> [Exercise requirements] Could you rewrite the items below, replacing every "y-tick-label" with "y-axis-label" and keeping everything else the same? Leave the pictures out of your answer.

> [Entries shown]
══════════════════════════════
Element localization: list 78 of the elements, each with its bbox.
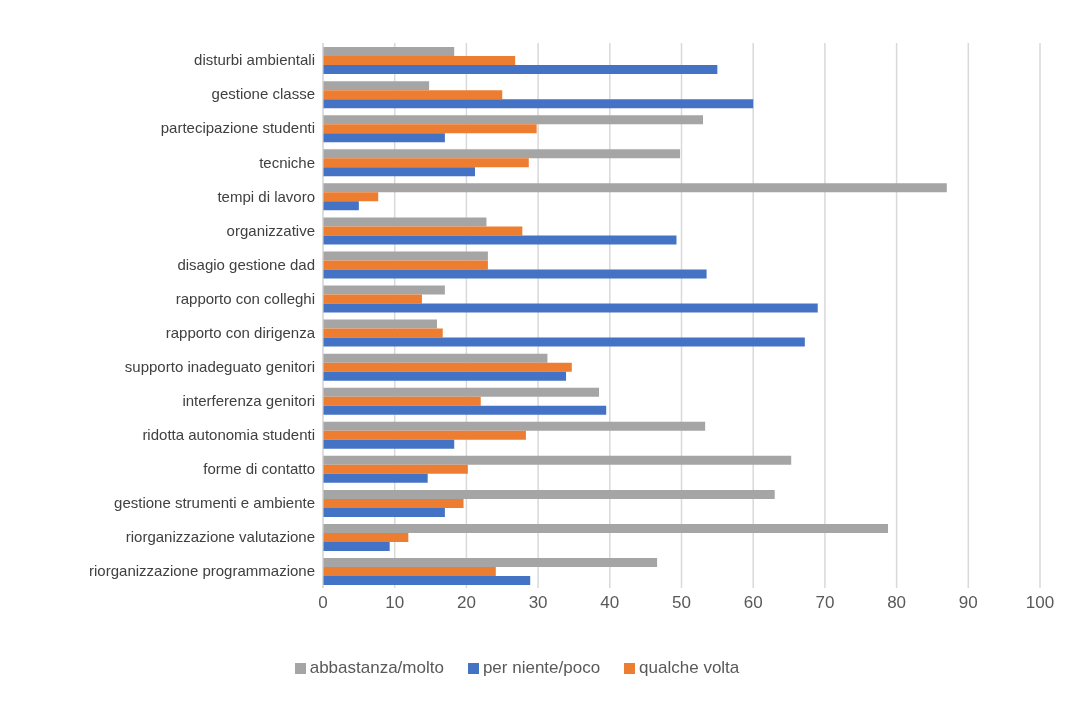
bar bbox=[323, 464, 468, 474]
bar bbox=[323, 90, 503, 100]
y-tick-label: ridotta autonomia studenti bbox=[142, 426, 315, 444]
bar bbox=[323, 183, 947, 193]
bar bbox=[323, 251, 488, 261]
x-tick-label: 60 bbox=[743, 593, 763, 613]
y-tick-label: interferenza genitori bbox=[182, 391, 315, 409]
y-tick-label: supporto inadeguato genitori bbox=[124, 357, 315, 375]
x-tick-label: 10 bbox=[385, 593, 405, 613]
x-tick-label: 30 bbox=[528, 593, 548, 613]
y-tick-label: rapporto con colleghi bbox=[175, 289, 315, 307]
bar bbox=[323, 115, 704, 125]
bar bbox=[323, 235, 677, 245]
bar bbox=[323, 158, 529, 168]
bar bbox=[323, 285, 445, 295]
bar bbox=[323, 353, 548, 363]
bar bbox=[323, 523, 888, 533]
bar bbox=[323, 387, 600, 397]
y-tick-label: partecipazione studenti bbox=[160, 119, 315, 137]
bar bbox=[323, 371, 567, 381]
y-tick-label: riorganizzazione programmazione bbox=[89, 562, 315, 580]
y-tick-label: organizzative bbox=[226, 221, 315, 239]
bar bbox=[323, 192, 379, 202]
y-tick-label: tecniche bbox=[259, 153, 315, 171]
y-tick-label: gestione strumenti e ambiente bbox=[114, 494, 315, 512]
bar bbox=[323, 405, 607, 415]
bar bbox=[323, 260, 488, 270]
y-tick-label: disturbi ambientali bbox=[194, 51, 315, 69]
bar bbox=[323, 567, 496, 577]
x-tick-label: 40 bbox=[600, 593, 620, 613]
bar bbox=[323, 507, 445, 517]
y-tick-label: rapporto con dirigenza bbox=[165, 323, 316, 341]
x-tick-label: 20 bbox=[456, 593, 476, 613]
legend-label: qualche volta bbox=[639, 658, 740, 677]
bar bbox=[323, 362, 572, 372]
bar bbox=[323, 294, 422, 304]
bar bbox=[323, 430, 526, 440]
bar bbox=[323, 81, 430, 91]
x-tick-label: 50 bbox=[672, 593, 691, 613]
bar bbox=[323, 201, 359, 211]
y-tick-label: disagio gestione dad bbox=[177, 255, 315, 273]
bar bbox=[323, 319, 437, 329]
bar bbox=[323, 124, 537, 134]
y-tick-label: forme di contatto bbox=[203, 460, 315, 478]
y-tick-label: gestione classe bbox=[211, 85, 315, 103]
bar bbox=[323, 99, 754, 109]
bar bbox=[323, 576, 531, 586]
x-tick-label: 0 bbox=[318, 593, 328, 613]
x-tick-label: 100 bbox=[1025, 593, 1055, 613]
bar bbox=[323, 337, 805, 347]
y-tick-label: riorganizzazione valutazione bbox=[125, 528, 315, 546]
bar bbox=[323, 303, 818, 313]
x-tick-label: 90 bbox=[958, 593, 978, 613]
bar bbox=[323, 65, 718, 75]
bar bbox=[323, 167, 475, 177]
legend-label: per niente/poco bbox=[482, 658, 601, 677]
x-tick-label: 70 bbox=[815, 593, 835, 613]
y-tick-label: tempi di lavoro bbox=[217, 187, 315, 205]
bar bbox=[323, 541, 390, 551]
bar bbox=[323, 133, 445, 143]
legend-label: abbastanza/molto bbox=[309, 658, 444, 677]
bar bbox=[323, 149, 681, 159]
bar bbox=[323, 421, 706, 431]
bar bbox=[323, 226, 523, 236]
bar bbox=[323, 269, 707, 279]
bar bbox=[323, 532, 409, 542]
bar bbox=[323, 455, 792, 465]
x-tick-label: 80 bbox=[887, 593, 907, 613]
bar bbox=[323, 56, 516, 66]
bar bbox=[323, 439, 455, 449]
bar bbox=[323, 558, 658, 568]
bar bbox=[323, 498, 464, 508]
bar bbox=[323, 328, 443, 338]
bar bbox=[323, 473, 428, 483]
bar bbox=[323, 217, 487, 227]
bar bbox=[323, 47, 455, 57]
bar bbox=[323, 489, 775, 499]
bar bbox=[323, 396, 481, 406]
══════════════════════════════
> [Result for this exercise]
Element localization: list 78 of the elements, each with its bbox.
bar bbox=[323, 464, 468, 474]
bar bbox=[323, 90, 503, 100]
y-axis-label: ridotta autonomia studenti bbox=[142, 426, 315, 444]
bar bbox=[323, 183, 947, 193]
bar bbox=[323, 251, 488, 261]
x-tick-label: 60 bbox=[743, 593, 763, 613]
y-axis-label: interferenza genitori bbox=[182, 391, 315, 409]
y-axis-label: supporto inadeguato genitori bbox=[124, 357, 315, 375]
x-tick-label: 10 bbox=[385, 593, 405, 613]
x-tick-label: 30 bbox=[528, 593, 548, 613]
y-axis-label: rapporto con colleghi bbox=[175, 289, 315, 307]
bar bbox=[323, 115, 704, 125]
bar bbox=[323, 235, 677, 245]
bar bbox=[323, 158, 529, 168]
bar bbox=[323, 285, 445, 295]
bar bbox=[323, 353, 548, 363]
bar bbox=[323, 523, 888, 533]
bar bbox=[323, 387, 600, 397]
y-axis-label: partecipazione studenti bbox=[160, 119, 315, 137]
bar bbox=[323, 371, 567, 381]
y-axis-label: riorganizzazione programmazione bbox=[89, 562, 315, 580]
y-axis-label: organizzative bbox=[226, 221, 315, 239]
bar bbox=[323, 192, 379, 202]
y-axis-label: tecniche bbox=[259, 153, 315, 171]
y-axis-label: gestione strumenti e ambiente bbox=[114, 494, 315, 512]
bar bbox=[323, 405, 607, 415]
bar bbox=[323, 260, 488, 270]
y-axis-label: disturbi ambientali bbox=[194, 51, 315, 69]
bar bbox=[323, 567, 496, 577]
x-tick-label: 40 bbox=[600, 593, 620, 613]
bar bbox=[323, 507, 445, 517]
y-axis-label: rapporto con dirigenza bbox=[165, 323, 316, 341]
x-tick-label: 20 bbox=[456, 593, 476, 613]
legend-label: qualche volta bbox=[639, 658, 740, 677]
bar bbox=[323, 362, 572, 372]
bar bbox=[323, 294, 422, 304]
bar bbox=[323, 430, 526, 440]
bar bbox=[323, 81, 430, 91]
x-tick-label: 50 bbox=[672, 593, 691, 613]
bar bbox=[323, 201, 359, 211]
y-axis-label: disagio gestione dad bbox=[177, 255, 315, 273]
bar bbox=[323, 319, 437, 329]
bar bbox=[323, 124, 537, 134]
y-axis-label: forme di contatto bbox=[203, 460, 315, 478]
y-axis-label: gestione classe bbox=[211, 85, 315, 103]
bar bbox=[323, 99, 754, 109]
bar bbox=[323, 576, 531, 586]
x-tick-label: 0 bbox=[318, 593, 328, 613]
x-tick-label: 100 bbox=[1025, 593, 1055, 613]
bar bbox=[323, 337, 805, 347]
y-axis-label: riorganizzazione valutazione bbox=[125, 528, 315, 546]
bar bbox=[323, 303, 818, 313]
x-tick-label: 90 bbox=[958, 593, 978, 613]
bar bbox=[323, 65, 718, 75]
bar bbox=[323, 167, 475, 177]
legend-label: per niente/poco bbox=[482, 658, 601, 677]
x-tick-label: 70 bbox=[815, 593, 835, 613]
y-axis-label: tempi di lavoro bbox=[217, 187, 315, 205]
bar bbox=[323, 541, 390, 551]
bar bbox=[323, 133, 445, 143]
legend-label: abbastanza/molto bbox=[309, 658, 444, 677]
bar bbox=[323, 149, 681, 159]
bar bbox=[323, 421, 706, 431]
bar bbox=[323, 226, 523, 236]
bar bbox=[323, 269, 707, 279]
bar bbox=[323, 532, 409, 542]
bar bbox=[323, 455, 792, 465]
x-tick-label: 80 bbox=[887, 593, 907, 613]
bar bbox=[323, 56, 516, 66]
bar bbox=[323, 439, 455, 449]
bar bbox=[323, 558, 658, 568]
bar bbox=[323, 498, 464, 508]
bar bbox=[323, 328, 443, 338]
bar bbox=[323, 473, 428, 483]
bar bbox=[323, 217, 487, 227]
bar bbox=[323, 47, 455, 57]
bar bbox=[323, 489, 775, 499]
bar bbox=[323, 396, 481, 406]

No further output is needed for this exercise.